Entries shown:
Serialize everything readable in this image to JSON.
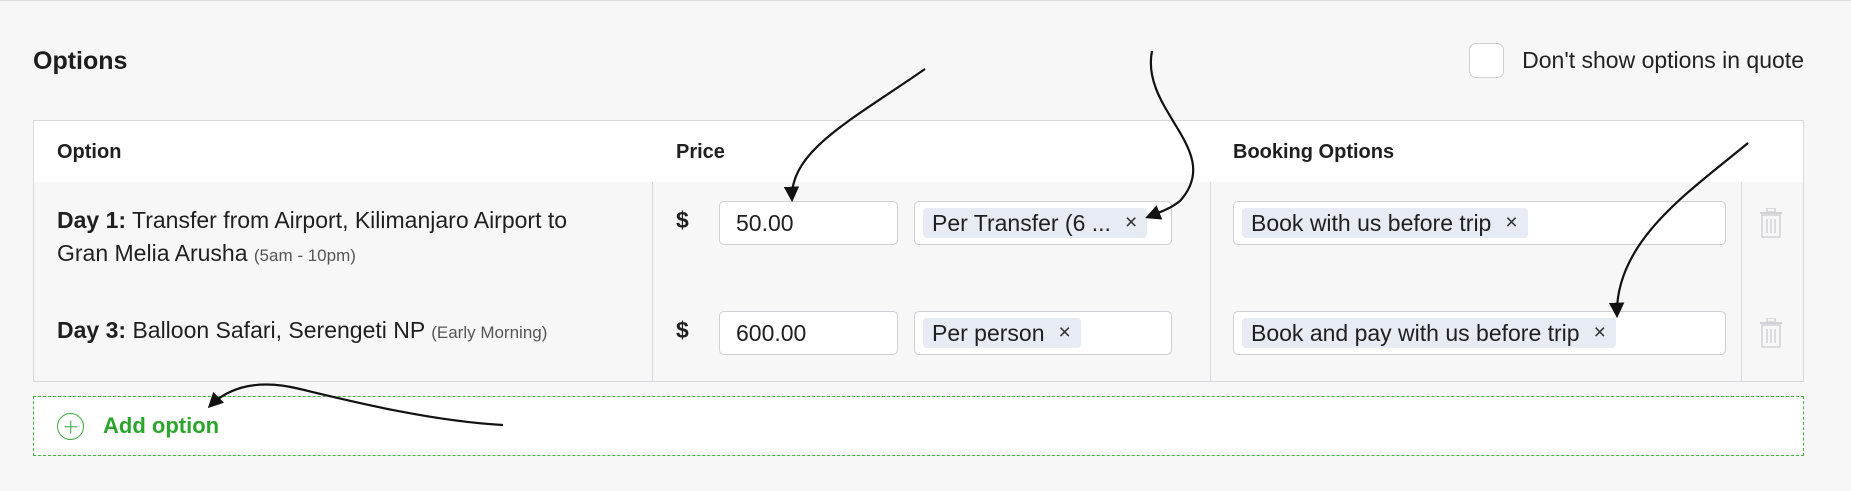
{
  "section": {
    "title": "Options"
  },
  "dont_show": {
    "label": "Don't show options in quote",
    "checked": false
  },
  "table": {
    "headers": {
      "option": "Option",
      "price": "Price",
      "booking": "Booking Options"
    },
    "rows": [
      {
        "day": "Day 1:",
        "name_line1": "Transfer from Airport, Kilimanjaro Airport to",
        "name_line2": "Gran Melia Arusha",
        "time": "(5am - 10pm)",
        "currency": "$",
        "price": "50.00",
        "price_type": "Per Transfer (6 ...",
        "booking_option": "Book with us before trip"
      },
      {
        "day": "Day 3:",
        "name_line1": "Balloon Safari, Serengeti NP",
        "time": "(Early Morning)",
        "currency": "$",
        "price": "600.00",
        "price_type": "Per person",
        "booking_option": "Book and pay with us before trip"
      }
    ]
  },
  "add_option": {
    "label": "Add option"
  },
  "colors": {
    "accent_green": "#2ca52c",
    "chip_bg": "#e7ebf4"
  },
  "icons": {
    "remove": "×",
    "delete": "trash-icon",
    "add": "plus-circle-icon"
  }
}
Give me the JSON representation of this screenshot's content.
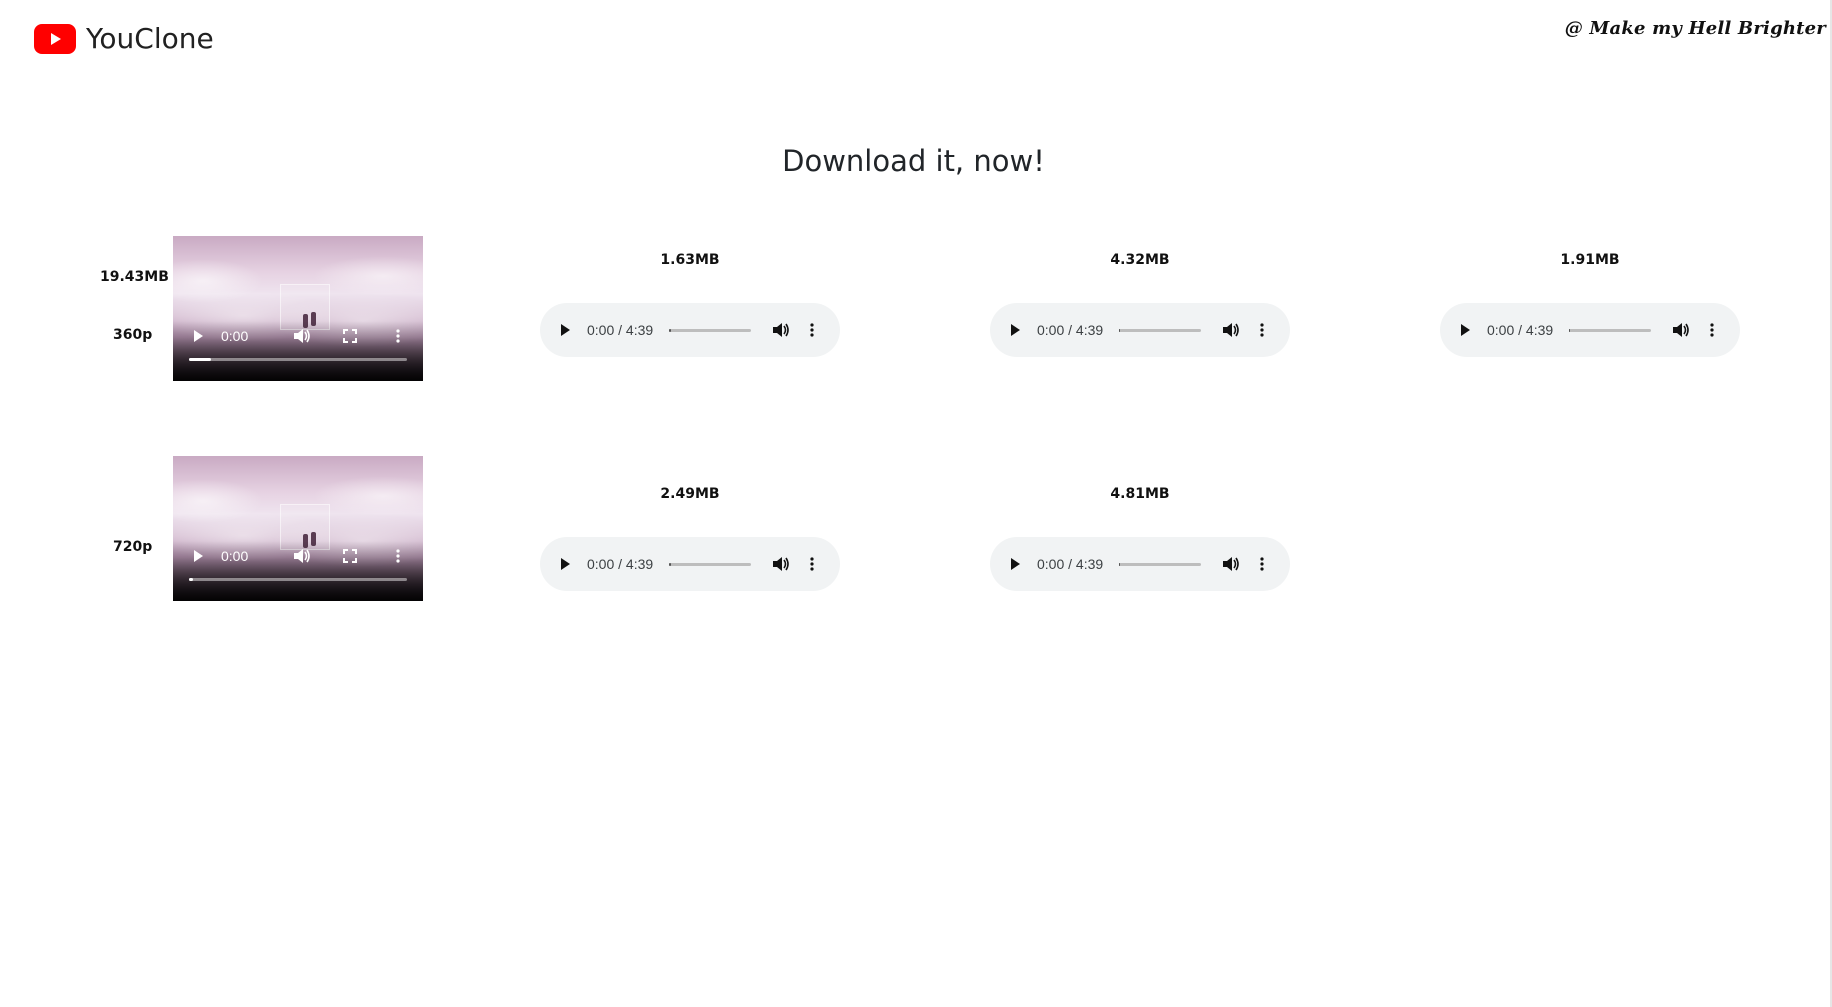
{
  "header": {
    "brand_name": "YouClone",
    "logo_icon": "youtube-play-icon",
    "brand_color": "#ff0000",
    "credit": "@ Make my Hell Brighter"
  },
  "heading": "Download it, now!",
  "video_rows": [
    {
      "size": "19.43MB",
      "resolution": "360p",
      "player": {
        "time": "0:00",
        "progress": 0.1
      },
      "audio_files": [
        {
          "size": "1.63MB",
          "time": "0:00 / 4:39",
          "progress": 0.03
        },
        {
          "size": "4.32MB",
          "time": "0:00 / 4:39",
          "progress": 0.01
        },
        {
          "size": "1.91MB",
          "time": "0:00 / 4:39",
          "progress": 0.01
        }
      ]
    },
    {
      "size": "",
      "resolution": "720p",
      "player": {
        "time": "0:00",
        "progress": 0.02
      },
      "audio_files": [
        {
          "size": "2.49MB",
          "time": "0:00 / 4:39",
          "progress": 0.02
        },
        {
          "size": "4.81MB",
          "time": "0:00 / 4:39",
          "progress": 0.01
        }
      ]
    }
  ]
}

Exercise details: Set down all the entries exactly as they appear, but skip any pictures.

Task response:
Serialize everything readable in this image to JSON.
{
  "section": {
    "title": "Options"
  },
  "dont_show": {
    "label": "Don't show options in quote",
    "checked": false
  },
  "table": {
    "headers": {
      "option": "Option",
      "price": "Price",
      "booking": "Booking Options"
    },
    "rows": [
      {
        "day": "Day 1:",
        "name_line1": "Transfer from Airport, Kilimanjaro Airport to",
        "name_line2": "Gran Melia Arusha",
        "time": "(5am - 10pm)",
        "currency": "$",
        "price": "50.00",
        "price_type": "Per Transfer (6 ...",
        "booking_option": "Book with us before trip"
      },
      {
        "day": "Day 3:",
        "name_line1": "Balloon Safari, Serengeti NP",
        "time": "(Early Morning)",
        "currency": "$",
        "price": "600.00",
        "price_type": "Per person",
        "booking_option": "Book and pay with us before trip"
      }
    ]
  },
  "add_option": {
    "label": "Add option"
  },
  "colors": {
    "accent_green": "#2ca52c",
    "chip_bg": "#e7ebf4"
  },
  "icons": {
    "remove": "×",
    "delete": "trash-icon",
    "add": "plus-circle-icon"
  }
}
Give me the JSON representation of this screenshot's content.
{
  "header": {
    "brand_name": "YouClone",
    "logo_icon": "youtube-play-icon",
    "brand_color": "#ff0000",
    "credit": "@ Make my Hell Brighter"
  },
  "heading": "Download it, now!",
  "video_rows": [
    {
      "size": "19.43MB",
      "resolution": "360p",
      "player": {
        "time": "0:00",
        "progress": 0.1
      },
      "audio_files": [
        {
          "size": "1.63MB",
          "time": "0:00 / 4:39",
          "progress": 0.03
        },
        {
          "size": "4.32MB",
          "time": "0:00 / 4:39",
          "progress": 0.01
        },
        {
          "size": "1.91MB",
          "time": "0:00 / 4:39",
          "progress": 0.01
        }
      ]
    },
    {
      "size": "",
      "resolution": "720p",
      "player": {
        "time": "0:00",
        "progress": 0.02
      },
      "audio_files": [
        {
          "size": "2.49MB",
          "time": "0:00 / 4:39",
          "progress": 0.02
        },
        {
          "size": "4.81MB",
          "time": "0:00 / 4:39",
          "progress": 0.01
        }
      ]
    }
  ]
}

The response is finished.